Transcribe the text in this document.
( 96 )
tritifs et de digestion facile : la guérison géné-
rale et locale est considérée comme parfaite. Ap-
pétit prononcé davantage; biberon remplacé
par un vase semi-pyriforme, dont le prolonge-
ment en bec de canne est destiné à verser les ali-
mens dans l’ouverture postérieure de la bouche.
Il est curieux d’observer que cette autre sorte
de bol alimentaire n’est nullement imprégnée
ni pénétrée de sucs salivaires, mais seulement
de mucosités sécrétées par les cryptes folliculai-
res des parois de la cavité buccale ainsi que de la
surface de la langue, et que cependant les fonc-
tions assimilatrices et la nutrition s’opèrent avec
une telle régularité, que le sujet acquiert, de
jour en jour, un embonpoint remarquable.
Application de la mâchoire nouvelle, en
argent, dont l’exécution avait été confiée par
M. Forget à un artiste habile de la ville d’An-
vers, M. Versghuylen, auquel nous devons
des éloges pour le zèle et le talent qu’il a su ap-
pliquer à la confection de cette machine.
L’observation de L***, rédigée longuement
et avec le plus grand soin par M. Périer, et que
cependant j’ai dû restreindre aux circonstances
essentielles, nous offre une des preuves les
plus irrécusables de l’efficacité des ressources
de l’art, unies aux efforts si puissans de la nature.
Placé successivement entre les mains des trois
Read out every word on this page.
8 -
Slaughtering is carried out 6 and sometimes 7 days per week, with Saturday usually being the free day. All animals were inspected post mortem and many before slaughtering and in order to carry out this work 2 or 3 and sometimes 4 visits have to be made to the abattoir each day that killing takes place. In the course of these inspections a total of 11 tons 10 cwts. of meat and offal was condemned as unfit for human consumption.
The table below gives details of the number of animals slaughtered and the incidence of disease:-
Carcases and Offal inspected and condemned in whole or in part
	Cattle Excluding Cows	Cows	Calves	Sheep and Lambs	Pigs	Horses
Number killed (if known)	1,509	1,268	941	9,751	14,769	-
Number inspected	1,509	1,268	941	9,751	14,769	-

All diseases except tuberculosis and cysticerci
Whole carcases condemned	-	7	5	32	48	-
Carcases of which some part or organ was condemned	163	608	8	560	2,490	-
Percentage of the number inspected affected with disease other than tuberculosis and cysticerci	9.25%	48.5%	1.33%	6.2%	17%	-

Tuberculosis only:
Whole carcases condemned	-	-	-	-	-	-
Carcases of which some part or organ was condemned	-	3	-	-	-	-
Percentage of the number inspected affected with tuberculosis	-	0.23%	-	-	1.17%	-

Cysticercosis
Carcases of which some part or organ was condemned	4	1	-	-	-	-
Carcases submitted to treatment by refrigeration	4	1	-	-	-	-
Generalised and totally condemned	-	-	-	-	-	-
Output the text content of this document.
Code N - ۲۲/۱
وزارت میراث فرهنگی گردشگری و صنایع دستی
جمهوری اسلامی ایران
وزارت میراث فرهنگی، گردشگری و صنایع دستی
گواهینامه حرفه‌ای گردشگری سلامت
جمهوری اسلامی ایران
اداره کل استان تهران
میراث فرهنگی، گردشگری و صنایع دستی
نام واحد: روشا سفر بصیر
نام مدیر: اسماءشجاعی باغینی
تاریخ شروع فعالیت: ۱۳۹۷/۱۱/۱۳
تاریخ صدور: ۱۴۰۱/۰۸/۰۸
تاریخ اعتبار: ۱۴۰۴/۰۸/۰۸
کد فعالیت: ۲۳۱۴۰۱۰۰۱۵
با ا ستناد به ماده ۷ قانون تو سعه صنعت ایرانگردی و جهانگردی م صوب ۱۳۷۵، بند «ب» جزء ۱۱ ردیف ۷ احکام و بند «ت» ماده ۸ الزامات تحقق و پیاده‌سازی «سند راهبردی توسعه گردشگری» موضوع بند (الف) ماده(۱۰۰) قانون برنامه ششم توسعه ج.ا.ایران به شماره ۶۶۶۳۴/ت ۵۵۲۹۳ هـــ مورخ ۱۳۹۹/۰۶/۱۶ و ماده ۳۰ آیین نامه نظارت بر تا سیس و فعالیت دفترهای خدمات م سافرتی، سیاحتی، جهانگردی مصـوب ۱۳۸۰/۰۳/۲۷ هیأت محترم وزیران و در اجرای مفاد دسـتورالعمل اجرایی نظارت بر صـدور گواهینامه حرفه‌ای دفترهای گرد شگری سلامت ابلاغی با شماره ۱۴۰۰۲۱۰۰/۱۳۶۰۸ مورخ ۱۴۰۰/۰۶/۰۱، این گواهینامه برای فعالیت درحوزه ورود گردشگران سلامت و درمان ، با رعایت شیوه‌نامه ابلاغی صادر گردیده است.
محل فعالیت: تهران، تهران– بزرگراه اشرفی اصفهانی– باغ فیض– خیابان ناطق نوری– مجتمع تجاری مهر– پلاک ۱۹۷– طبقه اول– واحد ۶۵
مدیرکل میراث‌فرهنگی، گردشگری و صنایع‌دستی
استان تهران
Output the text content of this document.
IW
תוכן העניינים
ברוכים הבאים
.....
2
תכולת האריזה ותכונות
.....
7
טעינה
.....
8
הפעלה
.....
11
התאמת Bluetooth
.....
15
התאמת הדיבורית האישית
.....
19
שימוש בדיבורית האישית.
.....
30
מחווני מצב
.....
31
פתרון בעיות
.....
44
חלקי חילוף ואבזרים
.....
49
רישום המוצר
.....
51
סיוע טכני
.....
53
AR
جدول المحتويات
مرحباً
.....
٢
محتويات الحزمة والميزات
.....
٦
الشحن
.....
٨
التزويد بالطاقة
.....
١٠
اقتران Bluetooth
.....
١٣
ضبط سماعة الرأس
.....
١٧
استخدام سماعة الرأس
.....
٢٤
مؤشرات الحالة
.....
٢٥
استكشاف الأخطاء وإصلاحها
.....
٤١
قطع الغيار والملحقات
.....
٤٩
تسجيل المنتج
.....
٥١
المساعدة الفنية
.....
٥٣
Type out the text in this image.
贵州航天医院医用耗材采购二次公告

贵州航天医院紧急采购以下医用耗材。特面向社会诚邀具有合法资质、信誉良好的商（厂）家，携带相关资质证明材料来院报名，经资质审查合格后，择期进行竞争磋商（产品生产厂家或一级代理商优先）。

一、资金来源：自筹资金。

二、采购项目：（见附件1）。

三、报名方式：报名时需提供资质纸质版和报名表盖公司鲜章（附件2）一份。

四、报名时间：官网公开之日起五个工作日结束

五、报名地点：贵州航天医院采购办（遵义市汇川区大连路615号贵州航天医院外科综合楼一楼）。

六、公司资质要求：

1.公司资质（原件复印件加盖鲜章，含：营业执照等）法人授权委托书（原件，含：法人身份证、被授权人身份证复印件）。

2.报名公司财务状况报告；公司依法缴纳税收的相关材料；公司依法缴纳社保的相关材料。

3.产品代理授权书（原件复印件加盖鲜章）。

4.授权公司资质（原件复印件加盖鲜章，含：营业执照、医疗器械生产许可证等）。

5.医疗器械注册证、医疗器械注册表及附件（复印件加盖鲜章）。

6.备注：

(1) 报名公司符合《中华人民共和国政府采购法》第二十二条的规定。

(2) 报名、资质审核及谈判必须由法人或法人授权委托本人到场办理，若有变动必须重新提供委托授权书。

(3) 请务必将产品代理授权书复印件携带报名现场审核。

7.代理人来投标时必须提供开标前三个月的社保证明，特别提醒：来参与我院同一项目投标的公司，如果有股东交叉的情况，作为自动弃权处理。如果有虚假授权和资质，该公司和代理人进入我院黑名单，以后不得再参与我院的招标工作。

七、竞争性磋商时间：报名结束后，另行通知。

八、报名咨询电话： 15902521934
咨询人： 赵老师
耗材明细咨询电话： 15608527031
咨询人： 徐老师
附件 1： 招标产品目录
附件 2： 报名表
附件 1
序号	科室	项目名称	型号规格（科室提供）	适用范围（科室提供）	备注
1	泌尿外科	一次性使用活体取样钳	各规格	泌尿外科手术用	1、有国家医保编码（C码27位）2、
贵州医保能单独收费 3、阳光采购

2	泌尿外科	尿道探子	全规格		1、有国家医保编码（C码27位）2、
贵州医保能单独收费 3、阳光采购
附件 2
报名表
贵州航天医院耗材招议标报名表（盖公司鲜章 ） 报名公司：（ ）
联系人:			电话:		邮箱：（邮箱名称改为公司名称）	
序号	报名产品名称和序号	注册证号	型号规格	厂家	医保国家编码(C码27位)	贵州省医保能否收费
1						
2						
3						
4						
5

· · ·

Task to complete:
Find all lines with "泌尿外科" in them and copy each one.

Answer to this exercise:
1	泌尿外科	一次性使用活体取样钳	各规格	泌尿外科手术用	1、有国家医保编码（C码27位）2、
2	泌尿外科	尿道探子	全规格		1、有国家医保编码（C码27位）2、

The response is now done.